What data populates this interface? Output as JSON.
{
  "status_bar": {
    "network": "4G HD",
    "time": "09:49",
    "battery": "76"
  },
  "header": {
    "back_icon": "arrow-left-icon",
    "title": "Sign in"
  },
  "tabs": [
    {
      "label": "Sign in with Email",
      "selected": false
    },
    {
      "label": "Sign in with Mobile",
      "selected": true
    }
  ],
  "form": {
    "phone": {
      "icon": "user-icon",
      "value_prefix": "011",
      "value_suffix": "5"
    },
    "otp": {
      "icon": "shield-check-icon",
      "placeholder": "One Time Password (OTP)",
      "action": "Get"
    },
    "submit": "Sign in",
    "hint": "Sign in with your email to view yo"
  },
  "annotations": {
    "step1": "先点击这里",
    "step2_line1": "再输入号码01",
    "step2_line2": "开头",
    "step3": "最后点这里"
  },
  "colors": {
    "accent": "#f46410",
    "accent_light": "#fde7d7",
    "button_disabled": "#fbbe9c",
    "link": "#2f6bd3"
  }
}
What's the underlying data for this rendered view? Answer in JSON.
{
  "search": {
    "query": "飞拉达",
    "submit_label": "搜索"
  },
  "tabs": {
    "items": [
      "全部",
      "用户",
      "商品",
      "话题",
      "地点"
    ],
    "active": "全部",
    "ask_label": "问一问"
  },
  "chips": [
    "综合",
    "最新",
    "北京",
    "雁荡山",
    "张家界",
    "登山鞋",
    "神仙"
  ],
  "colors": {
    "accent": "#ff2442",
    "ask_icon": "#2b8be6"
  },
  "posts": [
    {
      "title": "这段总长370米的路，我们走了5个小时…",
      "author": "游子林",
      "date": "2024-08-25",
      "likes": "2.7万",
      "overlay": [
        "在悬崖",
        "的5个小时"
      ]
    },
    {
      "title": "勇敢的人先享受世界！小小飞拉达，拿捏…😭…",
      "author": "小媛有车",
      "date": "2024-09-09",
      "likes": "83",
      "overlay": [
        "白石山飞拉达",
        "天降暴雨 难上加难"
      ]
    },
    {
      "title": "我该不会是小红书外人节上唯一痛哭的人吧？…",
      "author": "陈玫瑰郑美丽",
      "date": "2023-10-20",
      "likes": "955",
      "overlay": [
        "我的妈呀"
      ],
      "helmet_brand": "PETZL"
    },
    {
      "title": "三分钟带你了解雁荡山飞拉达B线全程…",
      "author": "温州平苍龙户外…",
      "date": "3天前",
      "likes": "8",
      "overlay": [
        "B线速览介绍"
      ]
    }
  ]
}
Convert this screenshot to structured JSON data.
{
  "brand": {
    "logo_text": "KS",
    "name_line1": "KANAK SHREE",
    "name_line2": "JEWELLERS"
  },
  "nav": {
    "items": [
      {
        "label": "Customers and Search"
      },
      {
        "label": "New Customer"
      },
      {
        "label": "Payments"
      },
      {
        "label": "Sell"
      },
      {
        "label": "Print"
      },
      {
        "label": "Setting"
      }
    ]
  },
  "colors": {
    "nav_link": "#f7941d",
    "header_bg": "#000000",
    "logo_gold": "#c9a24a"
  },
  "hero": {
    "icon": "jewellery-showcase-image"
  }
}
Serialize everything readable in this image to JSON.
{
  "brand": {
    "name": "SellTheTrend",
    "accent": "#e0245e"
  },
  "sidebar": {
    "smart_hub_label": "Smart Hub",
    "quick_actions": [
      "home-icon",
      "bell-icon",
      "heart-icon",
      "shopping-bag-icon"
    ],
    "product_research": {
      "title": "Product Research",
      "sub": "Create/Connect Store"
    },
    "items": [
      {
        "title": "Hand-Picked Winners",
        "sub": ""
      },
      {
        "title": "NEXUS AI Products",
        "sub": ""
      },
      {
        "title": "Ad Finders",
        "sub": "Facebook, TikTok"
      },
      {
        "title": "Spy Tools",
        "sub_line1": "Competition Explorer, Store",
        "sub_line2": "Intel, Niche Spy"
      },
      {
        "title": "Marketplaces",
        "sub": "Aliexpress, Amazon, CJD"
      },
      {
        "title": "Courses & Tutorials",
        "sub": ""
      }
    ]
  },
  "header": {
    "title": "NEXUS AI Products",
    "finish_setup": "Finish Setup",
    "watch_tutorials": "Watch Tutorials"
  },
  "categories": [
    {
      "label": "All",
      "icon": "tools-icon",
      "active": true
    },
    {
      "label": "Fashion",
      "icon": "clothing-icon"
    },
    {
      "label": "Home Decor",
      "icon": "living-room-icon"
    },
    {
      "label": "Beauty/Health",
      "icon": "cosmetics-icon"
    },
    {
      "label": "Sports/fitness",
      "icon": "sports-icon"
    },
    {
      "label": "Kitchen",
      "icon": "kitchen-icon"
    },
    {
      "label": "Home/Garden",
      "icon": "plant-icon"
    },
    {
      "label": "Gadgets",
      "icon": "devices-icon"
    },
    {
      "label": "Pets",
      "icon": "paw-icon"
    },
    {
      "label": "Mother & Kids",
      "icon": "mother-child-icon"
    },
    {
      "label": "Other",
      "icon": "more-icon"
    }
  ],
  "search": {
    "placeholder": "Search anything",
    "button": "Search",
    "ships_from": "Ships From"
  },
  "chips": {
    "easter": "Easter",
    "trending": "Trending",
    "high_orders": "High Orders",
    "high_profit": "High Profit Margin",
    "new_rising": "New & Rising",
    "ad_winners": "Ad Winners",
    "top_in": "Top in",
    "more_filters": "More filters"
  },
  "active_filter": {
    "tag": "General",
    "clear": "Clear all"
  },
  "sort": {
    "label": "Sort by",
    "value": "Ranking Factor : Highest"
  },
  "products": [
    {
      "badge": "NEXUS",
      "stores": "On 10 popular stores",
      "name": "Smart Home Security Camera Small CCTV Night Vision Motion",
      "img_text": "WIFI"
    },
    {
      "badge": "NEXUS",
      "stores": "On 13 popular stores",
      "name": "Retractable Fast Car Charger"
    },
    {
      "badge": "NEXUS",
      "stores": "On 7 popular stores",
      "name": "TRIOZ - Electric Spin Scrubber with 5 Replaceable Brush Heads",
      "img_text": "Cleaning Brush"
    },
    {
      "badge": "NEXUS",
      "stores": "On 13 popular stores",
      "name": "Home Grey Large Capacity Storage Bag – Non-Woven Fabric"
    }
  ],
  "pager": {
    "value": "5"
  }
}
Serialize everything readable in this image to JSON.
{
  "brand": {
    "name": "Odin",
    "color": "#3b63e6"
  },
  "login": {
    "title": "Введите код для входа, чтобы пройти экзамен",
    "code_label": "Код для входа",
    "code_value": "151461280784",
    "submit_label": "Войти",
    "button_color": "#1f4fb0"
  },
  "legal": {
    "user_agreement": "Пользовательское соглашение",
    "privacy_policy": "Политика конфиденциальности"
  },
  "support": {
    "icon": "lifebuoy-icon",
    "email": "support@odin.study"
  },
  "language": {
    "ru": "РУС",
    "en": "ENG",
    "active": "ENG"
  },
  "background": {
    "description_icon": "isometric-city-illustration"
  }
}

━━━━━━━━━━

§ **THE REQUEST**
Please copy out each record, character for character.

§ **RESPONSE FOR THIS EXERCISE**
What data populates this interface? Output as JSON.
{
  "status_bar": {
    "network": "4G HD",
    "time": "09:49",
    "battery": "76"
  },
  "header": {
    "back_icon": "arrow-left-icon",
    "title": "Sign in"
  },
  "tabs": [
    {
      "label": "Sign in with Email",
      "selected": false
    },
    {
      "label": "Sign in with Mobile",
      "selected": true
    }
  ],
  "form": {
    "phone": {
      "icon": "user-icon",
      "value_prefix": "011",
      "value_suffix": "5"
    },
    "otp": {
      "icon": "shield-check-icon",
      "placeholder": "One Time Password (OTP)",
      "action": "Get"
    },
    "submit": "Sign in",
    "hint": "Sign in with your email to view yo"
  },
  "annotations": {
    "step1": "先点击这里",
    "step2_line1": "再输入号码01",
    "step2_line2": "开头",
    "step3": "最后点这里"
  },
  "colors": {
    "accent": "#f46410",
    "accent_light": "#fde7d7",
    "button_disabled": "#fbbe9c",
    "link": "#2f6bd3"
  }
}
What's the underlying data for this rendered view? Answer in JSON.
{
  "search": {
    "query": "飞拉达",
    "submit_label": "搜索"
  },
  "tabs": {
    "items": [
      "全部",
      "用户",
      "商品",
      "话题",
      "地点"
    ],
    "active": "全部",
    "ask_label": "问一问"
  },
  "chips": [
    "综合",
    "最新",
    "北京",
    "雁荡山",
    "张家界",
    "登山鞋",
    "神仙"
  ],
  "colors": {
    "accent": "#ff2442",
    "ask_icon": "#2b8be6"
  },
  "posts": [
    {
      "title": "这段总长370米的路，我们走了5个小时…",
      "author": "游子林",
      "date": "2024-08-25",
      "likes": "2.7万",
      "overlay": [
        "在悬崖",
        "的5个小时"
      ]
    },
    {
      "title": "勇敢的人先享受世界！小小飞拉达，拿捏…😭…",
      "author": "小媛有车",
      "date": "2024-09-09",
      "likes": "83",
      "overlay": [
        "白石山飞拉达",
        "天降暴雨 难上加难"
      ]
    },
    {
      "title": "我该不会是小红书外人节上唯一痛哭的人吧？…",
      "author": "陈玫瑰郑美丽",
      "date": "2023-10-20",
      "likes": "955",
      "overlay": [
        "我的妈呀"
      ],
      "helmet_brand": "PETZL"
    },
    {
      "title": "三分钟带你了解雁荡山飞拉达B线全程…",
      "author": "温州平苍龙户外…",
      "date": "3天前",
      "likes": "8",
      "overlay": [
        "B线速览介绍"
      ]
    }
  ]
}
Convert this screenshot to structured JSON data.
{
  "brand": {
    "logo_text": "KS",
    "name_line1": "KANAK SHREE",
    "name_line2": "JEWELLERS"
  },
  "nav": {
    "items": [
      {
        "label": "Customers and Search"
      },
      {
        "label": "New Customer"
      },
      {
        "label": "Payments"
      },
      {
        "label": "Sell"
      },
      {
        "label": "Print"
      },
      {
        "label": "Setting"
      }
    ]
  },
  "colors": {
    "nav_link": "#f7941d",
    "header_bg": "#000000",
    "logo_gold": "#c9a24a"
  },
  "hero": {
    "icon": "jewellery-showcase-image"
  }
}
Serialize everything readable in this image to JSON.
{
  "brand": {
    "name": "SellTheTrend",
    "accent": "#e0245e"
  },
  "sidebar": {
    "smart_hub_label": "Smart Hub",
    "quick_actions": [
      "home-icon",
      "bell-icon",
      "heart-icon",
      "shopping-bag-icon"
    ],
    "product_research": {
      "title": "Product Research",
      "sub": "Create/Connect Store"
    },
    "items": [
      {
        "title": "Hand-Picked Winners",
        "sub": ""
      },
      {
        "title": "NEXUS AI Products",
        "sub": ""
      },
      {
        "title": "Ad Finders",
        "sub": "Facebook, TikTok"
      },
      {
        "title": "Spy Tools",
        "sub_line1": "Competition Explorer, Store",
        "sub_line2": "Intel, Niche Spy"
      },
      {
        "title": "Marketplaces",
        "sub": "Aliexpress, Amazon, CJD"
      },
      {
        "title": "Courses & Tutorials",
        "sub": ""
      }
    ]
  },
  "header": {
    "title": "NEXUS AI Products",
    "finish_setup": "Finish Setup",
    "watch_tutorials": "Watch Tutorials"
  },
  "categories": [
    {
      "label": "All",
      "icon": "tools-icon",
      "active": true
    },
    {
      "label": "Fashion",
      "icon": "clothing-icon"
    },
    {
      "label": "Home Decor",
      "icon": "living-room-icon"
    },
    {
      "label": "Beauty/Health",
      "icon": "cosmetics-icon"
    },
    {
      "label": "Sports/fitness",
      "icon": "sports-icon"
    },
    {
      "label": "Kitchen",
      "icon": "kitchen-icon"
    },
    {
      "label": "Home/Garden",
      "icon": "plant-icon"
    },
    {
      "label": "Gadgets",
      "icon": "devices-icon"
    },
    {
      "label": "Pets",
      "icon": "paw-icon"
    },
    {
      "label": "Mother & Kids",
      "icon": "mother-child-icon"
    },
    {
      "label": "Other",
      "icon": "more-icon"
    }
  ],
  "search": {
    "placeholder": "Search anything",
    "button": "Search",
    "ships_from": "Ships From"
  },
  "chips": {
    "easter": "Easter",
    "trending": "Trending",
    "high_orders": "High Orders",
    "high_profit": "High Profit Margin",
    "new_rising": "New & Rising",
    "ad_winners": "Ad Winners",
    "top_in": "Top in",
    "more_filters": "More filters"
  },
  "active_filter": {
    "tag": "General",
    "clear": "Clear all"
  },
  "sort": {
    "label": "Sort by",
    "value": "Ranking Factor : Highest"
  },
  "products": [
    {
      "badge": "NEXUS",
      "stores": "On 10 popular stores",
      "name": "Smart Home Security Camera Small CCTV Night Vision Motion",
      "img_text": "WIFI"
    },
    {
      "badge": "NEXUS",
      "stores": "On 13 popular stores",
      "name": "Retractable Fast Car Charger"
    },
    {
      "badge": "NEXUS",
      "stores": "On 7 popular stores",
      "name": "TRIOZ - Electric Spin Scrubber with 5 Replaceable Brush Heads",
      "img_text": "Cleaning Brush"
    },
    {
      "badge": "NEXUS",
      "stores": "On 13 popular stores",
      "name": "Home Grey Large Capacity Storage Bag – Non-Woven Fabric"
    }
  ],
  "pager": {
    "value": "5"
  }
}
Serialize everything readable in this image to JSON.
{
  "brand": {
    "name": "Odin",
    "color": "#3b63e6"
  },
  "login": {
    "title": "Введите код для входа, чтобы пройти экзамен",
    "code_label": "Код для входа",
    "code_value": "151461280784",
    "submit_label": "Войти",
    "button_color": "#1f4fb0"
  },
  "legal": {
    "user_agreement": "Пользовательское соглашение",
    "privacy_policy": "Политика конфиденциальности"
  },
  "support": {
    "icon": "lifebuoy-icon",
    "email": "support@odin.study"
  },
  "language": {
    "ru": "РУС",
    "en": "ENG",
    "active": "ENG"
  },
  "background": {
    "description_icon": "isometric-city-illustration"
  }
}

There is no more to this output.